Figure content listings
^^^^^^^^^^^^^^^^
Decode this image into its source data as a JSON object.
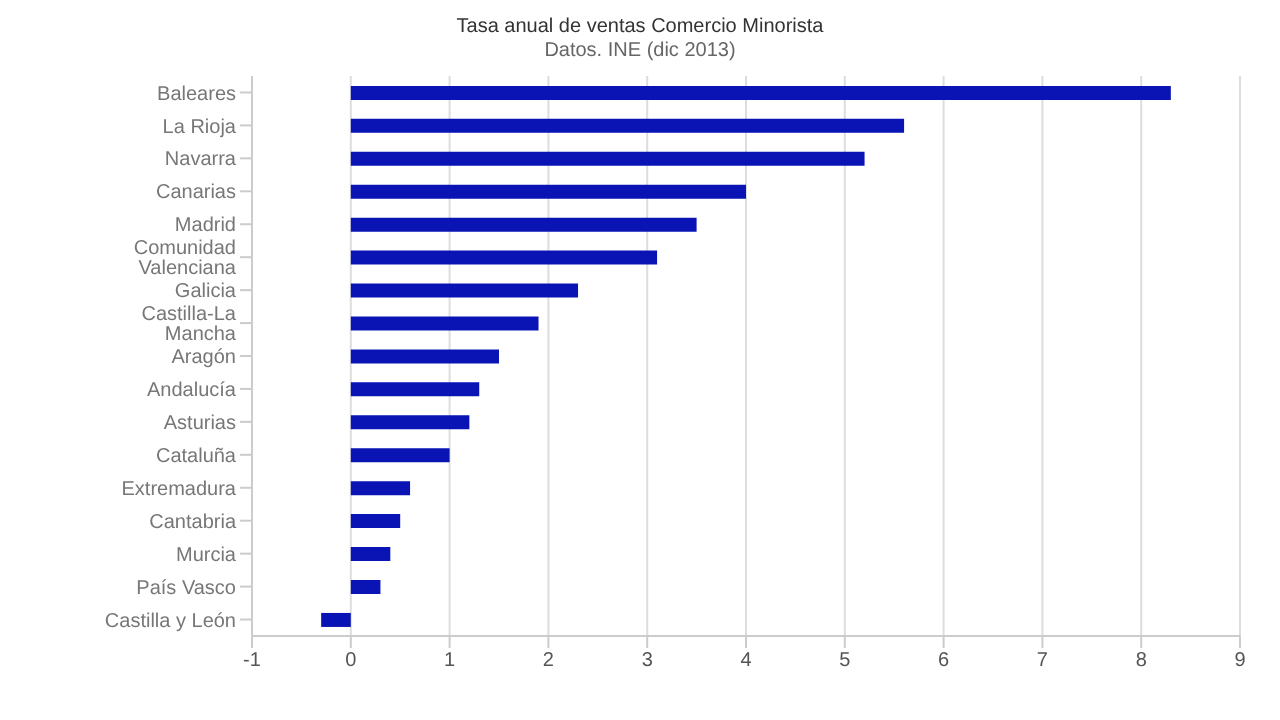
{
  "chart_data": {
    "type": "bar",
    "orientation": "horizontal",
    "title": "Tasa anual de ventas Comercio Minorista",
    "subtitle": "Datos. INE (dic 2013)",
    "categories": [
      "Baleares",
      "La Rioja",
      "Navarra",
      "Canarias",
      "Madrid",
      "Comunidad Valenciana",
      "Galicia",
      "Castilla-La Mancha",
      "Aragón",
      "Andalucía",
      "Asturias",
      "Cataluña",
      "Extremadura",
      "Cantabria",
      "Murcia",
      "País Vasco",
      "Castilla y León"
    ],
    "values": [
      8.3,
      5.6,
      5.2,
      4.0,
      3.5,
      3.1,
      2.3,
      1.9,
      1.5,
      1.3,
      1.2,
      1.0,
      0.6,
      0.5,
      0.4,
      0.3,
      -0.3
    ],
    "color": "#0a14b4",
    "xlim": [
      -1,
      9
    ],
    "xticks": [
      -1,
      0,
      1,
      2,
      3,
      4,
      5,
      6,
      7,
      8,
      9
    ],
    "grid": "x",
    "legend": false
  }
}
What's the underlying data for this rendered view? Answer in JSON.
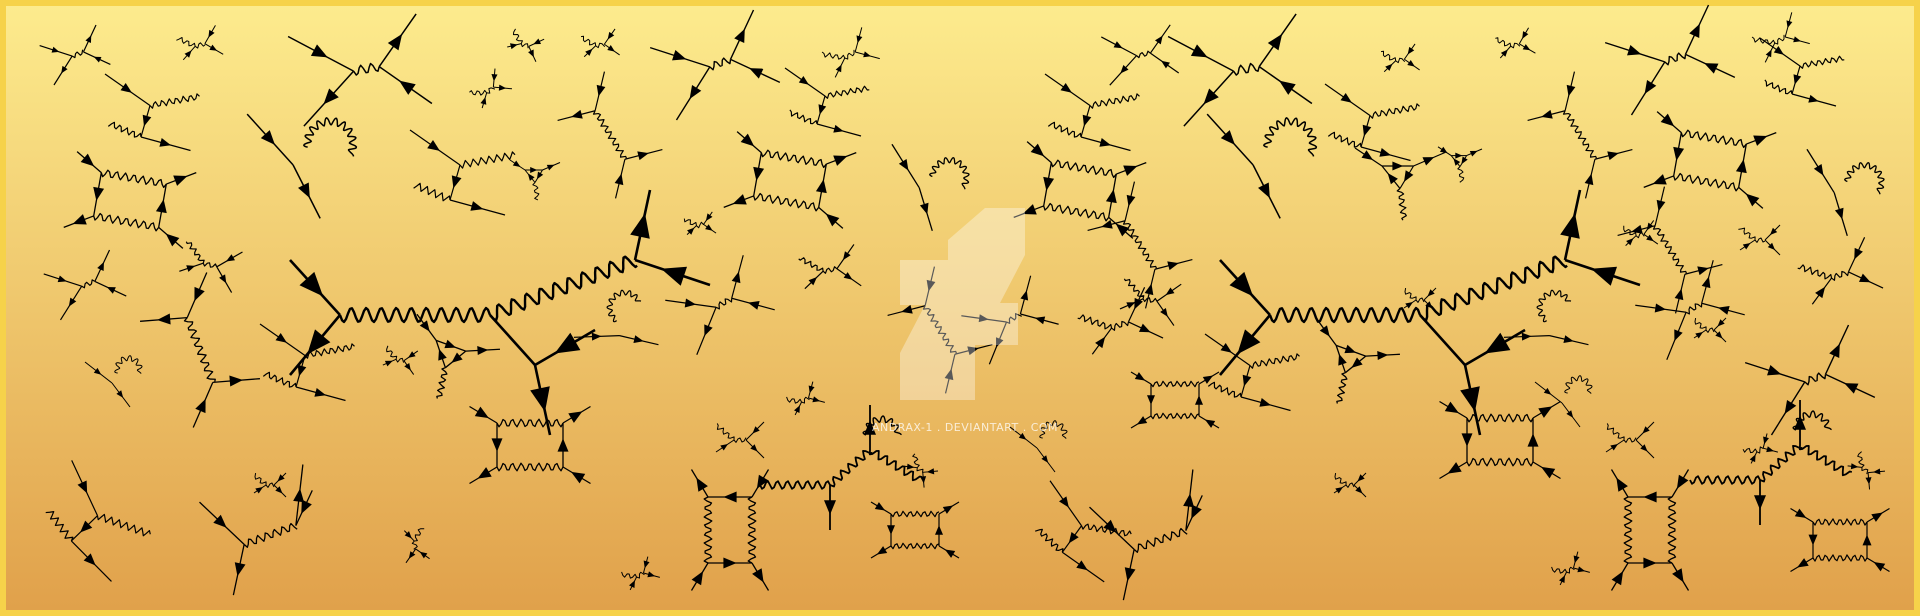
{
  "image": {
    "subject": "feynman-diagrams-wallpaper",
    "background": {
      "top": "#fdec8e",
      "bottom": "#e0a04a",
      "border": "#f6d24a"
    },
    "ink_color": "#000000",
    "watermark": {
      "text": "ANDRAX-1 . DEVIANTART . COM",
      "logo": "deviantart-logo",
      "opacity": 0.35
    }
  }
}
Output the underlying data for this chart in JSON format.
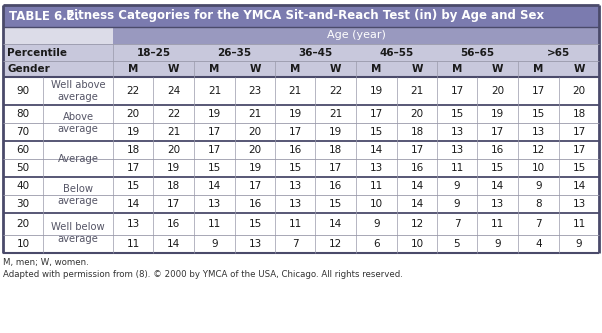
{
  "title_bold": "TABLE 6.2.",
  "title_rest": " Fitness Categories for the YMCA Sit-and-Reach Test (in) by Age and Sex",
  "age_header": "Age (year)",
  "age_groups": [
    "18–25",
    "26–35",
    "36–45",
    "46–55",
    "56–65",
    ">65"
  ],
  "gender_labels": [
    "M",
    "W",
    "M",
    "W",
    "M",
    "W",
    "M",
    "W",
    "M",
    "W",
    "M",
    "W"
  ],
  "percentiles": [
    90,
    80,
    70,
    60,
    50,
    40,
    30,
    20,
    10
  ],
  "category_merges": [
    [
      0,
      0,
      "Well above\naverage"
    ],
    [
      1,
      2,
      "Above\naverage"
    ],
    [
      3,
      4,
      "Average"
    ],
    [
      5,
      6,
      "Below\naverage"
    ],
    [
      7,
      8,
      "Well below\naverage"
    ]
  ],
  "data": {
    "90": [
      22,
      24,
      21,
      23,
      21,
      22,
      19,
      21,
      17,
      20,
      17,
      20
    ],
    "80": [
      20,
      22,
      19,
      21,
      19,
      21,
      17,
      20,
      15,
      19,
      15,
      18
    ],
    "70": [
      19,
      21,
      17,
      20,
      17,
      19,
      15,
      18,
      13,
      17,
      13,
      17
    ],
    "60": [
      18,
      20,
      17,
      20,
      16,
      18,
      14,
      17,
      13,
      16,
      12,
      17
    ],
    "50": [
      17,
      19,
      15,
      19,
      15,
      17,
      13,
      16,
      11,
      15,
      10,
      15
    ],
    "40": [
      15,
      18,
      14,
      17,
      13,
      16,
      11,
      14,
      9,
      14,
      9,
      14
    ],
    "30": [
      14,
      17,
      13,
      16,
      13,
      15,
      10,
      14,
      9,
      13,
      8,
      13
    ],
    "20": [
      13,
      16,
      11,
      15,
      11,
      14,
      9,
      12,
      7,
      11,
      7,
      11
    ],
    "10": [
      11,
      14,
      9,
      13,
      7,
      12,
      6,
      10,
      5,
      9,
      4,
      9
    ]
  },
  "footer1": "M, men; W, women.",
  "footer2": "Adapted with permission from (8). © 2000 by YMCA of the USA, Chicago. All rights reserved.",
  "title_bg": "#7B7BAF",
  "age_hdr_bg": "#9999BF",
  "subhdr_bg": "#C8C8DC",
  "row_white": "#FFFFFF",
  "heavy_color": "#4A4A6A",
  "thin_color": "#9999AA",
  "text_dark": "#1A1A1A",
  "text_white": "#FFFFFF",
  "cat_color": "#555566",
  "title_fontsize": 8.5,
  "header_fontsize": 7.5,
  "cell_fontsize": 7.5,
  "cat_fontsize": 7.2
}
^^^^^^^^^^^^^^^^
* **DESCRIPTION OF THE TASK**:
Using the listing above, work out how many of its lines include "Well", and give only the result.

* **THE COMPLETED TASK**:
2